## What to work on
In the drywall estimate thread, what is the average ceiling height of the house the drywaller needs to price?

## Excerpt provided
# Help please...



## Ohio Drywall (Aug 13, 2006)

Hello,i am a drywaller in Northeastern,Ohio and i am not very expierenced in reading blueprints. I need a ruff estimate on a house that is 3,256 sq.ft,one floor.Has anybody ever done a house close to this house and remember how much drywall footage they used?The ceilings are a average of 10 ft tall.The house is not up yet and they want a price.I do know this size is over 20,000 sq.ft of drywall,but...Thanks for all your help Tarney drywall


----------



## Peladu (Jan 8, 2006)

Please help!

I am a carpenter and have to build a dog house for a customer.
Does anyone know how many nails I may need.
I can't figure out how to estimate the amount of nails.
If I had a calculator, could I do this?
Keep in mind, I am a carpenter.


----------



## Ohio Drywall (Aug 13, 2006)

## Material shown
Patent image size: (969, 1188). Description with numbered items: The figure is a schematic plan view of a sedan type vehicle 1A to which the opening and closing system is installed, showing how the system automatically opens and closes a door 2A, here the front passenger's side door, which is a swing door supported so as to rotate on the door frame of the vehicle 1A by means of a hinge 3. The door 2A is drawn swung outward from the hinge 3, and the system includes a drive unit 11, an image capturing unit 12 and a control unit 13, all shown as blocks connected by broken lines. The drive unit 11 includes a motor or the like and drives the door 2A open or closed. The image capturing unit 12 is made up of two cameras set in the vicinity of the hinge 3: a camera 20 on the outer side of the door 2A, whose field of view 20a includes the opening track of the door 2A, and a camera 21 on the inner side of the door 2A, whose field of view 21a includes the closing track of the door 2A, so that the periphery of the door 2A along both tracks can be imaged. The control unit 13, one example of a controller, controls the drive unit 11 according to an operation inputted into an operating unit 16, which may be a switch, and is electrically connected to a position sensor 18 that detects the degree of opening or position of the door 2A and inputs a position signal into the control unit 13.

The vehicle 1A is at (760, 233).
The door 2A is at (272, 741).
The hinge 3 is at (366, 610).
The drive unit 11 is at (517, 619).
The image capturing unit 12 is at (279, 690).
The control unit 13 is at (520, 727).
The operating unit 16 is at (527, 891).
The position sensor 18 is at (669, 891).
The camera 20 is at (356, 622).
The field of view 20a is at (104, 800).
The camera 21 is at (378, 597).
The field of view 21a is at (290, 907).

* * *

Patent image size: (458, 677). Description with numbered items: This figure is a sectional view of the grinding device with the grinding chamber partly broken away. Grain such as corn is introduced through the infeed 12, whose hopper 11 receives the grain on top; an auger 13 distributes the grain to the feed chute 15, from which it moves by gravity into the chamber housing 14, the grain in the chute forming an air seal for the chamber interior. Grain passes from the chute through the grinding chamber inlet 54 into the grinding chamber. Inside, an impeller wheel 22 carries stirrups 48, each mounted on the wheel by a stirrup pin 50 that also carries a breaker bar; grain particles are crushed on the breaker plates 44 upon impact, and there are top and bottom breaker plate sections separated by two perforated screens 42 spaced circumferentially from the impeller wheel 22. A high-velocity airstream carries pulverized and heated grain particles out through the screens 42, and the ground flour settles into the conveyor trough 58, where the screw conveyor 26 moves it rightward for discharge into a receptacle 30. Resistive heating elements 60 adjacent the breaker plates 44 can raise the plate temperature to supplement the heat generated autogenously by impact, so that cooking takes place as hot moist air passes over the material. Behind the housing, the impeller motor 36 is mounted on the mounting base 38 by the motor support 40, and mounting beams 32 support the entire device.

---

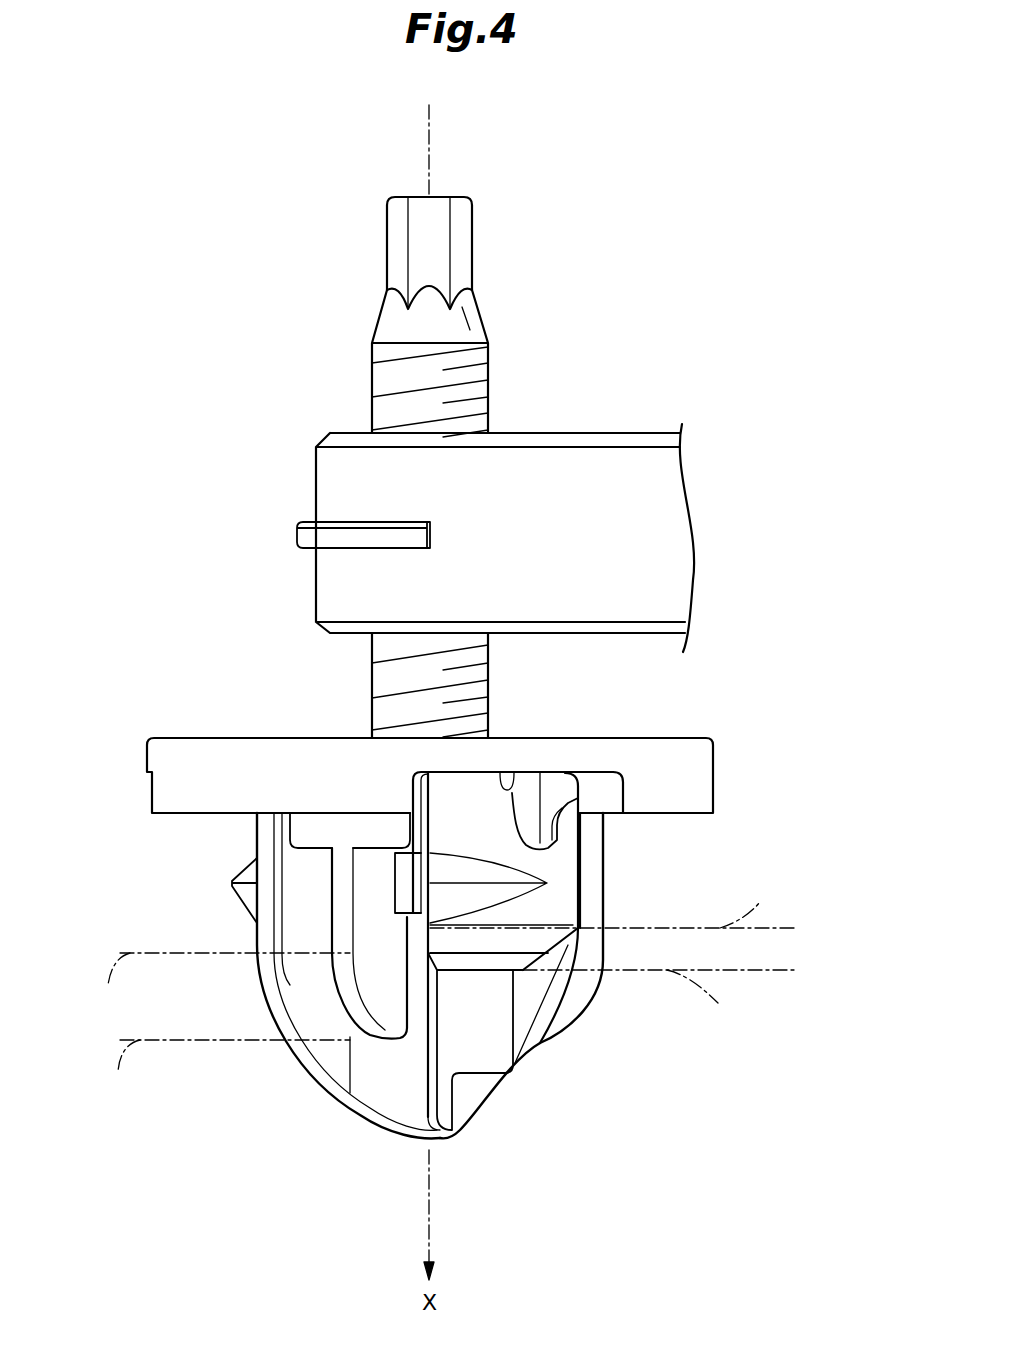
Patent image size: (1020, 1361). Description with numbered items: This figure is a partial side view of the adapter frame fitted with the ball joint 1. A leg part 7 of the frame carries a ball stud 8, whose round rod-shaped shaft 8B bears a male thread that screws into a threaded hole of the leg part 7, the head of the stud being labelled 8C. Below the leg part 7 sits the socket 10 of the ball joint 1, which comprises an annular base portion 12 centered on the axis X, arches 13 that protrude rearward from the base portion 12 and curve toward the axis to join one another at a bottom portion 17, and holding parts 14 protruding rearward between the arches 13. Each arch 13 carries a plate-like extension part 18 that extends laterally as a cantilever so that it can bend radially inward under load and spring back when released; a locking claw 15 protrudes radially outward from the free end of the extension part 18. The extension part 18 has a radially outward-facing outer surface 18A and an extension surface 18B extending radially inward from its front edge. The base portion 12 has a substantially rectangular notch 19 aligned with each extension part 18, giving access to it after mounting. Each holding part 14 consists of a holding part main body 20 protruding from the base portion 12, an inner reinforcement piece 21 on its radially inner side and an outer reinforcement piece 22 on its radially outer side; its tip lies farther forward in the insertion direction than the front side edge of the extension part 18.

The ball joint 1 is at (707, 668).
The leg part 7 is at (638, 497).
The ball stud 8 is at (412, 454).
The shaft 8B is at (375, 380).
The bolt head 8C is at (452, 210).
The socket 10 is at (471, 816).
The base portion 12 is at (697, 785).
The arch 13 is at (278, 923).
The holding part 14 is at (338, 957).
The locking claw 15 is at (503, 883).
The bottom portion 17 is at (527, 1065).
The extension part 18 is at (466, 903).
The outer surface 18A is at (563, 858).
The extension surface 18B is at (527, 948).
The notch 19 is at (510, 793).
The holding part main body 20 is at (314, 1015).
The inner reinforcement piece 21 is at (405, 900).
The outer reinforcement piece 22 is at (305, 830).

## Response to this exercise
The ceilings average 10 feet tall.